* Start Working data *

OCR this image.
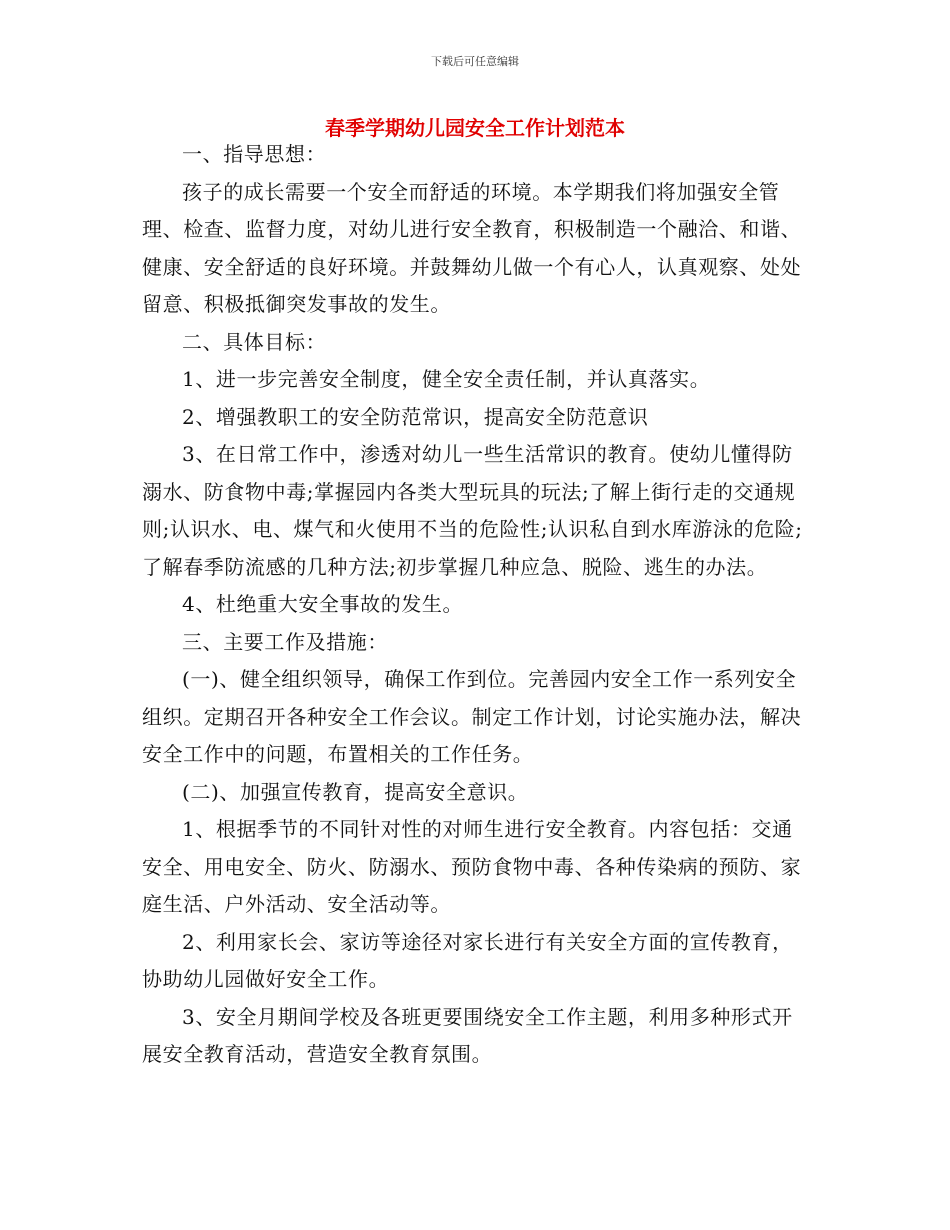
下载后可任意编辑
春季学期幼儿园安全工作计划范本

一、指导思想：

孩子的成长需要一个安全而舒适的环境。本学期我们将加强安全管理、检查、监督力度，对幼儿进行安全教育，积极制造一个融洽、和谐、健康、安全舒适的良好环境。并鼓舞幼儿做一个有心人，认真观察、处处留意、积极抵御突发事故的发生。

二、具体目标：

1、进一步完善安全制度，健全安全责任制，并认真落实。

2、增强教职工的安全防范常识，提高安全防范意识

3、在日常工作中，渗透对幼儿一些生活常识的教育。使幼儿懂得防溺水、防食物中毒;掌握园内各类大型玩具的玩法;了解上街行走的交通规则;认识水、电、煤气和火使用不当的危险性;认识私自到水库游泳的危险;了解春季防流感的几种方法;初步掌握几种应急、脱险、逃生的办法。

4、杜绝重大安全事故的发生。

三、主要工作及措施：

(一)、健全组织领导，确保工作到位。完善园内安全工作一系列安全组织。定期召开各种安全工作会议。制定工作计划，讨论实施办法，解决安全工作中的问题，布置相关的工作任务。

(二)、加强宣传教育，提高安全意识。

1、根据季节的不同针对性的对师生进行安全教育。内容包括：交通安全、用电安全、防火、防溺水、预防食物中毒、各种传染病的预防、家庭生活、户外活动、安全活动等。

2、利用家长会、家访等途径对家长进行有关安全方面的宣传教育，协助幼儿园做好安全工作。

3、安全月期间学校及各班更要围绕安全工作主题，利用多种形式开展安全教育活动，营造安全教育氛围。
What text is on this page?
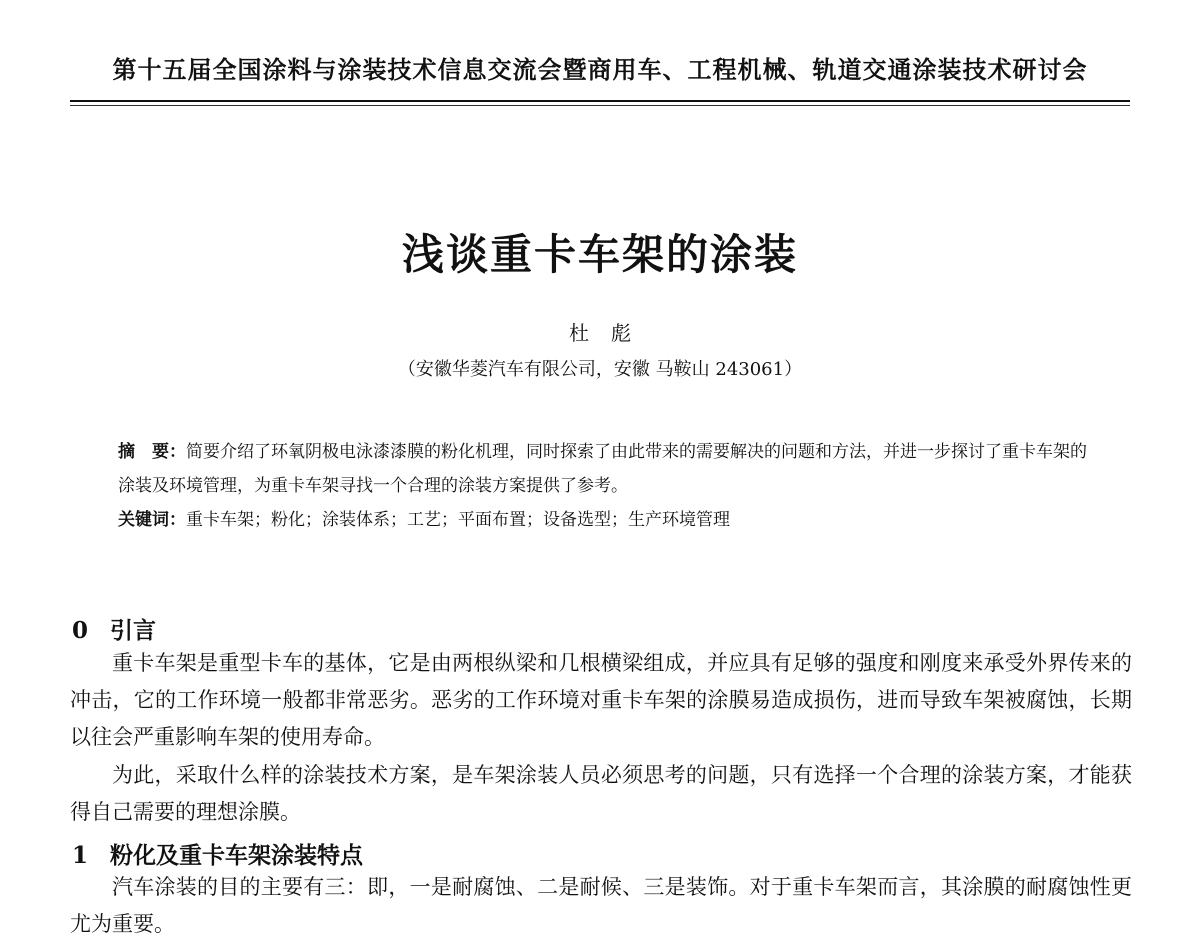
第十五届全国涂料与涂装技术信息交流会暨商用车、工程机械、轨道交通涂装技术研讨会
浅谈重卡车架的涂装
杜彪
（安徽华菱汽车有限公司，安徽 马鞍山 243061）
摘　要：简要介绍了环氧阴极电泳漆漆膜的粉化机理，同时探索了由此带来的需要解决的问题和方法，并进一步探讨了重卡车架的涂装及环境管理，为重卡车架寻找一个合理的涂装方案提供了参考。
关键词：重卡车架；粉化；涂装体系；工艺；平面布置；设备选型；生产环境管理
0 引言
重卡车架是重型卡车的基体，它是由两根纵梁和几根横梁组成，并应具有足够的强度和刚度来承受外界传来的冲击，它的工作环境一般都非常恶劣。恶劣的工作环境对重卡车架的涂膜易造成损伤，进而导致车架被腐蚀，长期以往会严重影响车架的使用寿命。
为此，采取什么样的涂装技术方案，是车架涂装人员必须思考的问题，只有选择一个合理的涂装方案，才能获得自己需要的理想涂膜。
1 粉化及重卡车架涂装特点
汽车涂装的目的主要有三：即，一是耐腐蚀、二是耐候、三是装饰。对于重卡车架而言，其涂膜的耐腐蚀性更尤为重要。
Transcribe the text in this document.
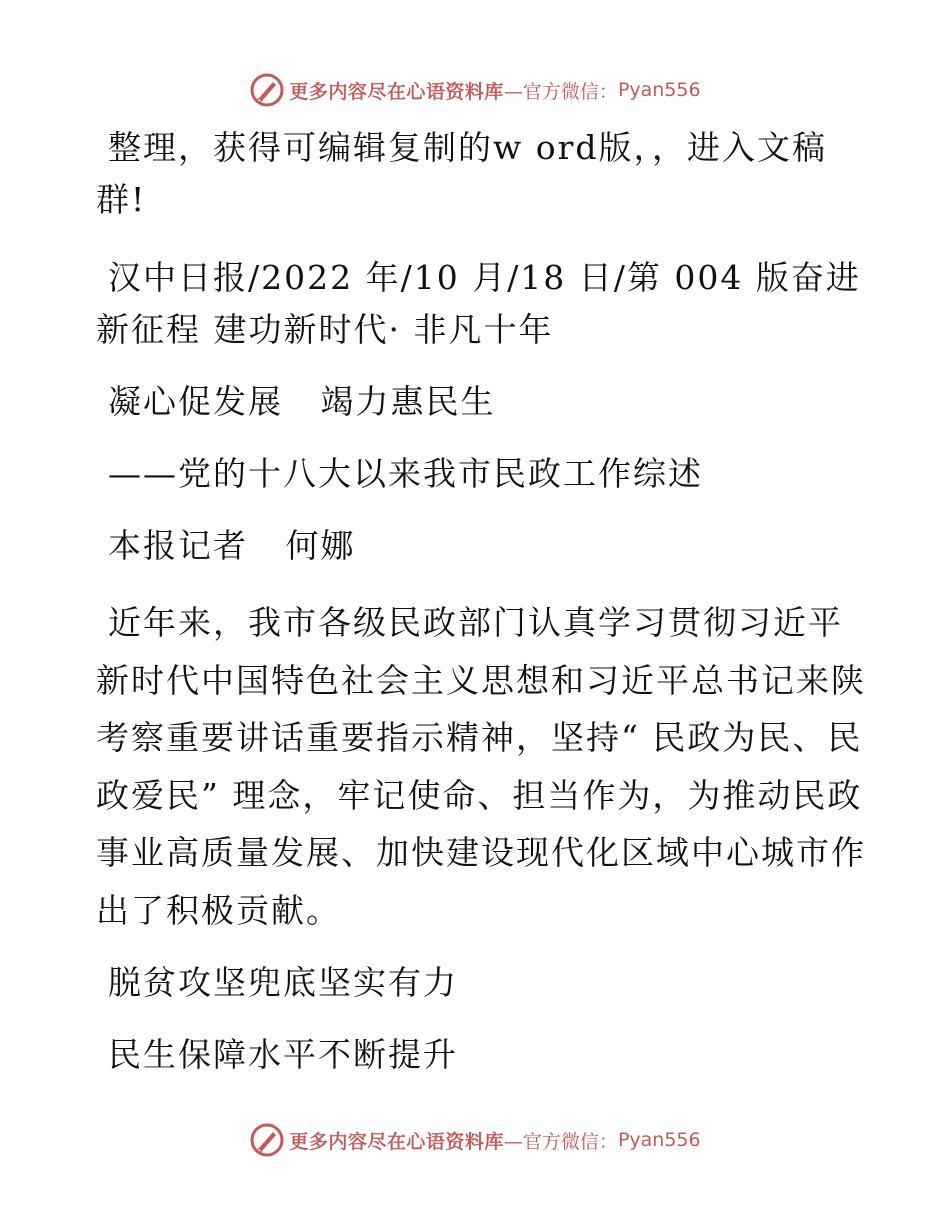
更多内容尽在心语资料库 —官方微信： Pyan556

整理，获得可编辑复制的w ord版，，进入文稿群!

汉中日报/2022 年/10 月/18 日/第 004 版奋进新征程 建功新时代· 非凡十年

凝心促发展   竭力惠民生

——党的十八大以来我市民政工作综述

本报记者   何娜

近年来，我市各级民政部门认真学习贯彻习近平新时代中国特色社会主义思想和习近平总书记来陕考察重要讲话重要指示精神，坚持“ 民政为民、民政爱民” 理念，牢记使命、担当作为，为推动民政事业高质量发展、加快建设现代化区域中心城市作出了积极贡献。

脱贫攻坚兜底坚实有力

民生保障水平不断提升

更多内容尽在心语资料库 —官方微信： Pyan556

* End Working data *

Your copy should match the entries exactly, minus the pictures.

OCR this image.
下载后可任意编辑
春季学期幼儿园安全工作计划范本

一、指导思想：

孩子的成长需要一个安全而舒适的环境。本学期我们将加强安全管理、检查、监督力度，对幼儿进行安全教育，积极制造一个融洽、和谐、健康、安全舒适的良好环境。并鼓舞幼儿做一个有心人，认真观察、处处留意、积极抵御突发事故的发生。

二、具体目标：

1、进一步完善安全制度，健全安全责任制，并认真落实。

2、增强教职工的安全防范常识，提高安全防范意识

3、在日常工作中，渗透对幼儿一些生活常识的教育。使幼儿懂得防溺水、防食物中毒;掌握园内各类大型玩具的玩法;了解上街行走的交通规则;认识水、电、煤气和火使用不当的危险性;认识私自到水库游泳的危险;了解春季防流感的几种方法;初步掌握几种应急、脱险、逃生的办法。

4、杜绝重大安全事故的发生。

三、主要工作及措施：

(一)、健全组织领导，确保工作到位。完善园内安全工作一系列安全组织。定期召开各种安全工作会议。制定工作计划，讨论实施办法，解决安全工作中的问题，布置相关的工作任务。

(二)、加强宣传教育，提高安全意识。

1、根据季节的不同针对性的对师生进行安全教育。内容包括：交通安全、用电安全、防火、防溺水、预防食物中毒、各种传染病的预防、家庭生活、户外活动、安全活动等。

2、利用家长会、家访等途径对家长进行有关安全方面的宣传教育，协助幼儿园做好安全工作。

3、安全月期间学校及各班更要围绕安全工作主题，利用多种形式开展安全教育活动，营造安全教育氛围。
What text is on this page?
第十五届全国涂料与涂装技术信息交流会暨商用车、工程机械、轨道交通涂装技术研讨会
浅谈重卡车架的涂装
杜彪
（安徽华菱汽车有限公司，安徽 马鞍山 243061）
摘　要：简要介绍了环氧阴极电泳漆漆膜的粉化机理，同时探索了由此带来的需要解决的问题和方法，并进一步探讨了重卡车架的涂装及环境管理，为重卡车架寻找一个合理的涂装方案提供了参考。
关键词：重卡车架；粉化；涂装体系；工艺；平面布置；设备选型；生产环境管理
0 引言
重卡车架是重型卡车的基体，它是由两根纵梁和几根横梁组成，并应具有足够的强度和刚度来承受外界传来的冲击，它的工作环境一般都非常恶劣。恶劣的工作环境对重卡车架的涂膜易造成损伤，进而导致车架被腐蚀，长期以往会严重影响车架的使用寿命。
为此，采取什么样的涂装技术方案，是车架涂装人员必须思考的问题，只有选择一个合理的涂装方案，才能获得自己需要的理想涂膜。
1 粉化及重卡车架涂装特点
汽车涂装的目的主要有三：即，一是耐腐蚀、二是耐候、三是装饰。对于重卡车架而言，其涂膜的耐腐蚀性更尤为重要。
Transcribe the text in this document.
更多内容尽在心语资料库 —官方微信： Pyan556

整理，获得可编辑复制的w ord版，，进入文稿群!

汉中日报/2022 年/10 月/18 日/第 004 版奋进新征程 建功新时代· 非凡十年

凝心促发展   竭力惠民生

——党的十八大以来我市民政工作综述

本报记者   何娜

近年来，我市各级民政部门认真学习贯彻习近平新时代中国特色社会主义思想和习近平总书记来陕考察重要讲话重要指示精神，坚持“ 民政为民、民政爱民” 理念，牢记使命、担当作为，为推动民政事业高质量发展、加快建设现代化区域中心城市作出了积极贡献。

脱贫攻坚兜底坚实有力

民生保障水平不断提升

更多内容尽在心语资料库 —官方微信： Pyan556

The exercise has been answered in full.